Verso le 16.30 Simone ed io decidiamo di dare retta ad Albert e affrontiamo il percorso per arrivare alle cascate di Montezuma. Sicuramente sbagliamo subito strada. Albert ha parlato di una passeggiata tranquilla mentre noi stiamo facendo un trekking a metà, tra le acque del fiume e un sentiero piuttosto difficile che lo costeggia. Dopo circa mezz’ora, arriviamo alla prima cascata, carina ma non eccezionale, purtroppo sta salendo il buio e dobbiamo assolutamente tornare indietro per non rischiare di rimanere a mezzo. Le altre 2 rimarranno nella nostra fantasia. Il percorso di rientro è piuttosto impegnativo, l’oscurità che avanza rende difficile individuare i passaggi migliori e decidiamo quindi di percorrere un tratto dentro il fiume. L’acqua arriva al ginocchio e la corrente tira abbastanza. Decidiamo di tornare sulla riva e mentre lo facciamo, vedo una specie di sentiero che sale verso la strada. Fortunatamente la scelta di prenderlo è stata felice, nel giro di pochi minuti siamo fuori dal bosco. Cena al solito Monctezuma Restaurant, proprio sulla spiaggia. Veramente carino.

------

Consegna scritta 1
Stabilisci se ciascuna di queste affermazioni concorda con il brano sulle cascate di Montezuma, rispondendo sì o no e citando esattamente le parole del brano che lo decidono: (a) Albert aveva descritto il percorso come una passeggiata tranquilla; (b) Simone e il narratore riescono a vedere tutte e tre le cascate; (c) nel tratto percorso dentro il fiume l'acqua arriva al ginocchio.
Consegna scritta 2
Riprendi il brano sulle cascate di Montezuma dopo la sua ultima frase e proseguilo con qualche frase nello stesso tono.

[Dati sulla posizione degli elementi]
------

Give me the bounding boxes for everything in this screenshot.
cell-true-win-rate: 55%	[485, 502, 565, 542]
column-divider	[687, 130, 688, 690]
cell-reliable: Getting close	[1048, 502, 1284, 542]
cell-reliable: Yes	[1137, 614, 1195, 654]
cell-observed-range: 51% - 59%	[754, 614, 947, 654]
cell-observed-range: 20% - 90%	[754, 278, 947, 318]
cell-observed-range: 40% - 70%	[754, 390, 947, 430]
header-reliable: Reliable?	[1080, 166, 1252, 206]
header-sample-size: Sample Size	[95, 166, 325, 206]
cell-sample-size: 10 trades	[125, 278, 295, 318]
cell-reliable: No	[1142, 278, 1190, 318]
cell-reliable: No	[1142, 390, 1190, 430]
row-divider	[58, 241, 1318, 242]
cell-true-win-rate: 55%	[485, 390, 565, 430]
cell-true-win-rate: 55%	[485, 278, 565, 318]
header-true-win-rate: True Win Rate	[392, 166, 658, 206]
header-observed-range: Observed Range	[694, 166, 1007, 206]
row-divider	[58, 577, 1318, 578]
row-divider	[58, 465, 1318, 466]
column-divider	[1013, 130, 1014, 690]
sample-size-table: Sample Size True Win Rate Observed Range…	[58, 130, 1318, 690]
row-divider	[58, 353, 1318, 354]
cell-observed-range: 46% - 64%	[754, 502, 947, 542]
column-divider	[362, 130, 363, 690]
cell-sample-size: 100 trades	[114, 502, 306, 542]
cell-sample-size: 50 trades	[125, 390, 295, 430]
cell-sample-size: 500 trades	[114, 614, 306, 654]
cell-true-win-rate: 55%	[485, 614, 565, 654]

------

Risposta 1
(a) Sì: "Albert ha parlato di una passeggiata tranquilla".
(b) No: "Le altre 2 rimarranno nella nostra fantasia."
(c) Sì: "L’acqua arriva al ginocchio e la corrente tira abbastanza."

Risposta 2
18 Settembre
Partenza da Montezuma per Quepos/Manuel Antonio per la vista dell’omonimo parco. Il viaggio si svolge tranquillo, abbiamo la fortuna di prendere il traghetto di rientro al volo, il che ci farà risparmiare un sacco di tempo. Arrivati a destinazione decidiamo di dormire su uno degli alberghi che popolano la collina fra Quepos e Manuel Antonio, l’hotel Coco Beach. Questo perché a Quepos non abbiamo trovato una sistemazione carina, mentre a Manuel Antonio, essendo vicinissima al parco, costano parecchio. Quepos è una cittadina piuttosto anonima, pullula di gente di giorno com’è deserta di notte. Manuel Antonio si riduce invece, a una strada che costeggia la spiaggia. Ci sono alcuni locali, un mercatino sul lungomare e poco altro. Anche qui la sera spariscono tutti e il paese assume un aspetto piuttosto sinistro. Cena a Quepos in ristorante messicano.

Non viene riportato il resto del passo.